### [Written instruction]
Print the listing below exactly.

-- START OF Input material --

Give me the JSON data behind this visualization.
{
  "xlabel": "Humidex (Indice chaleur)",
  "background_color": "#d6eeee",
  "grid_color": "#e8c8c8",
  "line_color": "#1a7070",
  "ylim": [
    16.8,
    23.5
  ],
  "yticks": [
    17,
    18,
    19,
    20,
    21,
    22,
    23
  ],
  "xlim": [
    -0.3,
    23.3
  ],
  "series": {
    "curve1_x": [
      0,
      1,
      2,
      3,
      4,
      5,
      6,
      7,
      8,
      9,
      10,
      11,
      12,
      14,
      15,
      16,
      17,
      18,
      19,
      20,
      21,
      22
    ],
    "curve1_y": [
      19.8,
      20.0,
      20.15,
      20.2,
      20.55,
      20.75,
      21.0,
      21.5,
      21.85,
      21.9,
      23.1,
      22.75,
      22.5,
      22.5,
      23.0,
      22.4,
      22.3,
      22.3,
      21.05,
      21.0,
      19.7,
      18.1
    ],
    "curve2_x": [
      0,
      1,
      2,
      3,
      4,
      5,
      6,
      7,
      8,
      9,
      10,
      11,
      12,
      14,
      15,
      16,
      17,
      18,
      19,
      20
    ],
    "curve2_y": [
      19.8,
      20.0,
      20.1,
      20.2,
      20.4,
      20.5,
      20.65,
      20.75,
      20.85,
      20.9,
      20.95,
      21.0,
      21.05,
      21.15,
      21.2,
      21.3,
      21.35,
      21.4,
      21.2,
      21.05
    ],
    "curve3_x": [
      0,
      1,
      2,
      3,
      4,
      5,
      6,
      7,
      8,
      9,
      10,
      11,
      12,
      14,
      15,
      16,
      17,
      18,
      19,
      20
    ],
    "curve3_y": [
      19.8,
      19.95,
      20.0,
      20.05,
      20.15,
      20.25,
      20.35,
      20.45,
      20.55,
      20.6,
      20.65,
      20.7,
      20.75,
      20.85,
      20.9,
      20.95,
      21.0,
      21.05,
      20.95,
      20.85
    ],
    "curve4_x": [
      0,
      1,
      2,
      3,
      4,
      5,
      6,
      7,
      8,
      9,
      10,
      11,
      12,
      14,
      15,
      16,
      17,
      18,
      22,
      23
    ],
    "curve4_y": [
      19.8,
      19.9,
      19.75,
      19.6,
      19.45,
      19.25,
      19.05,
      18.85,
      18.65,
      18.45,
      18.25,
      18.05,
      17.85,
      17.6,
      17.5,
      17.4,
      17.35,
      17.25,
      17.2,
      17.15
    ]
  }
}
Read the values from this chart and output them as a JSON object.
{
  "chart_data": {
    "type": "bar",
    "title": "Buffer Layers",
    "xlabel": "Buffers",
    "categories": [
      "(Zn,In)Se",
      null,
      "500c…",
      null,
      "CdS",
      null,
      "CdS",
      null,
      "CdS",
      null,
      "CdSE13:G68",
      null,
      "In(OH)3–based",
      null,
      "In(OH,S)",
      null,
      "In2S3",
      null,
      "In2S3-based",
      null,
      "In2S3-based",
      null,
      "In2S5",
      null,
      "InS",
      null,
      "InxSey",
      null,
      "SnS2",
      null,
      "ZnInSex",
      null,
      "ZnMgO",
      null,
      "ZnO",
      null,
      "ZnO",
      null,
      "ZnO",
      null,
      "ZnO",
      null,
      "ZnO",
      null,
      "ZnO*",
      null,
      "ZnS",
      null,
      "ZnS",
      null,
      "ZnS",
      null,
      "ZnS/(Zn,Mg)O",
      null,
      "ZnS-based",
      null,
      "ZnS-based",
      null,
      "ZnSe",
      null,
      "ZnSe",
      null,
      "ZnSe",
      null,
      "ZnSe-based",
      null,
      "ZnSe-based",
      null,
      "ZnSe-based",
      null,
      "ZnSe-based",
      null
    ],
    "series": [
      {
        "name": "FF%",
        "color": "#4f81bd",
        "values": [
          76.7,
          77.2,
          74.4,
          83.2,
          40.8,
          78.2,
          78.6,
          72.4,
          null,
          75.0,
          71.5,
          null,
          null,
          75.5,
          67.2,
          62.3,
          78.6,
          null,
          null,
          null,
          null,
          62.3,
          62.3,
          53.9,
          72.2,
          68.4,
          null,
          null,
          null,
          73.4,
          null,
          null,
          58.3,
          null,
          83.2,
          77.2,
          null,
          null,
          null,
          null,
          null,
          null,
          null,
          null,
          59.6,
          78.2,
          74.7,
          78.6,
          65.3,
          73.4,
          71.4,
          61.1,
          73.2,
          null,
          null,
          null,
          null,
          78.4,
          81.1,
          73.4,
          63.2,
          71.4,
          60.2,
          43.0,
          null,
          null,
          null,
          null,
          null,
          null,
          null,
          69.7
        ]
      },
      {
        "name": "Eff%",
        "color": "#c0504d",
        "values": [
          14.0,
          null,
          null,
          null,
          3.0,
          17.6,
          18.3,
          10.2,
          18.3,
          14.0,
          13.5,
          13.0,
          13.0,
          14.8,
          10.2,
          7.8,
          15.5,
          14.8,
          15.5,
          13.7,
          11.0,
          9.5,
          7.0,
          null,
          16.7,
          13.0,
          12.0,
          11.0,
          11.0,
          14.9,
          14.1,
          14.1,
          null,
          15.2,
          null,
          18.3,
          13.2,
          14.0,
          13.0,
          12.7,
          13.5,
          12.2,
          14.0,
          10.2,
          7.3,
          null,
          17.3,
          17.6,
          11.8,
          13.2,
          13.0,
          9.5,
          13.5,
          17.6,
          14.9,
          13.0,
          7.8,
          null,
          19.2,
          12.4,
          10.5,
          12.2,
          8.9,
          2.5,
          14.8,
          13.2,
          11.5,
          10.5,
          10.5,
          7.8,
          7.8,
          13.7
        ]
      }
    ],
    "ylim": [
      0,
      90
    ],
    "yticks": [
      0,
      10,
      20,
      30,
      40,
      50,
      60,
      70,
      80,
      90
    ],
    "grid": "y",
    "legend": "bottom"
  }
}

-- END OF Input material --

### [Answer below]
Give me the JSON data behind this visualization.
{
  "xlabel": "Humidex (Indice chaleur)",
  "background_color": "#d6eeee",
  "grid_color": "#e8c8c8",
  "line_color": "#1a7070",
  "ylim": [
    16.8,
    23.5
  ],
  "yticks": [
    17,
    18,
    19,
    20,
    21,
    22,
    23
  ],
  "xlim": [
    -0.3,
    23.3
  ],
  "series": {
    "curve1_x": [
      0,
      1,
      2,
      3,
      4,
      5,
      6,
      7,
      8,
      9,
      10,
      11,
      12,
      14,
      15,
      16,
      17,
      18,
      19,
      20,
      21,
      22
    ],
    "curve1_y": [
      19.8,
      20.0,
      20.15,
      20.2,
      20.55,
      20.75,
      21.0,
      21.5,
      21.85,
      21.9,
      23.1,
      22.75,
      22.5,
      22.5,
      23.0,
      22.4,
      22.3,
      22.3,
      21.05,
      21.0,
      19.7,
      18.1
    ],
    "curve2_x": [
      0,
      1,
      2,
      3,
      4,
      5,
      6,
      7,
      8,
      9,
      10,
      11,
      12,
      14,
      15,
      16,
      17,
      18,
      19,
      20
    ],
    "curve2_y": [
      19.8,
      20.0,
      20.1,
      20.2,
      20.4,
      20.5,
      20.65,
      20.75,
      20.85,
      20.9,
      20.95,
      21.0,
      21.05,
      21.15,
      21.2,
      21.3,
      21.35,
      21.4,
      21.2,
      21.05
    ],
    "curve3_x": [
      0,
      1,
      2,
      3,
      4,
      5,
      6,
      7,
      8,
      9,
      10,
      11,
      12,
      14,
      15,
      16,
      17,
      18,
      19,
      20
    ],
    "curve3_y": [
      19.8,
      19.95,
      20.0,
      20.05,
      20.15,
      20.25,
      20.35,
      20.45,
      20.55,
      20.6,
      20.65,
      20.7,
      20.75,
      20.85,
      20.9,
      20.95,
      21.0,
      21.05,
      20.95,
      20.85
    ],
    "curve4_x": [
      0,
      1,
      2,
      3,
      4,
      5,
      6,
      7,
      8,
      9,
      10,
      11,
      12,
      14,
      15,
      16,
      17,
      18,
      22,
      23
    ],
    "curve4_y": [
      19.8,
      19.9,
      19.75,
      19.6,
      19.45,
      19.25,
      19.05,
      18.85,
      18.65,
      18.45,
      18.25,
      18.05,
      17.85,
      17.6,
      17.5,
      17.4,
      17.35,
      17.25,
      17.2,
      17.15
    ]
  }
}
Read the values from this chart and output them as a JSON object.
{
  "chart_data": {
    "type": "bar",
    "title": "Buffer Layers",
    "xlabel": "Buffers",
    "categories": [
      "(Zn,In)Se",
      null,
      "500c…",
      null,
      "CdS",
      null,
      "CdS",
      null,
      "CdS",
      null,
      "CdSE13:G68",
      null,
      "In(OH)3–based",
      null,
      "In(OH,S)",
      null,
      "In2S3",
      null,
      "In2S3-based",
      null,
      "In2S3-based",
      null,
      "In2S5",
      null,
      "InS",
      null,
      "InxSey",
      null,
      "SnS2",
      null,
      "ZnInSex",
      null,
      "ZnMgO",
      null,
      "ZnO",
      null,
      "ZnO",
      null,
      "ZnO",
      null,
      "ZnO",
      null,
      "ZnO",
      null,
      "ZnO*",
      null,
      "ZnS",
      null,
      "ZnS",
      null,
      "ZnS",
      null,
      "ZnS/(Zn,Mg)O",
      null,
      "ZnS-based",
      null,
      "ZnS-based",
      null,
      "ZnSe",
      null,
      "ZnSe",
      null,
      "ZnSe",
      null,
      "ZnSe-based",
      null,
      "ZnSe-based",
      null,
      "ZnSe-based",
      null,
      "ZnSe-based",
      null
    ],
    "series": [
      {
        "name": "FF%",
        "color": "#4f81bd",
        "values": [
          76.7,
          77.2,
          74.4,
          83.2,
          40.8,
          78.2,
          78.6,
          72.4,
          null,
          75.0,
          71.5,
          null,
          null,
          75.5,
          67.2,
          62.3,
          78.6,
          null,
          null,
          null,
          null,
          62.3,
          62.3,
          53.9,
          72.2,
          68.4,
          null,
          null,
          null,
          73.4,
          null,
          null,
          58.3,
          null,
          83.2,
          77.2,
          null,
          null,
          null,
          null,
          null,
          null,
          null,
          null,
          59.6,
          78.2,
          74.7,
          78.6,
          65.3,
          73.4,
          71.4,
          61.1,
          73.2,
          null,
          null,
          null,
          null,
          78.4,
          81.1,
          73.4,
          63.2,
          71.4,
          60.2,
          43.0,
          null,
          null,
          null,
          null,
          null,
          null,
          null,
          69.7
        ]
      },
      {
        "name": "Eff%",
        "color": "#c0504d",
        "values": [
          14.0,
          null,
          null,
          null,
          3.0,
          17.6,
          18.3,
          10.2,
          18.3,
          14.0,
          13.5,
          13.0,
          13.0,
          14.8,
          10.2,
          7.8,
          15.5,
          14.8,
          15.5,
          13.7,
          11.0,
          9.5,
          7.0,
          null,
          16.7,
          13.0,
          12.0,
          11.0,
          11.0,
          14.9,
          14.1,
          14.1,
          null,
          15.2,
          null,
          18.3,
          13.2,
          14.0,
          13.0,
          12.7,
          13.5,
          12.2,
          14.0,
          10.2,
          7.3,
          null,
          17.3,
          17.6,
          11.8,
          13.2,
          13.0,
          9.5,
          13.5,
          17.6,
          14.9,
          13.0,
          7.8,
          null,
          19.2,
          12.4,
          10.5,
          12.2,
          8.9,
          2.5,
          14.8,
          13.2,
          11.5,
          10.5,
          10.5,
          7.8,
          7.8,
          13.7
        ]
      }
    ],
    "ylim": [
      0,
      90
    ],
    "yticks": [
      0,
      10,
      20,
      30,
      40,
      50,
      60,
      70,
      80,
      90
    ],
    "grid": "y",
    "legend": "bottom"
  }
}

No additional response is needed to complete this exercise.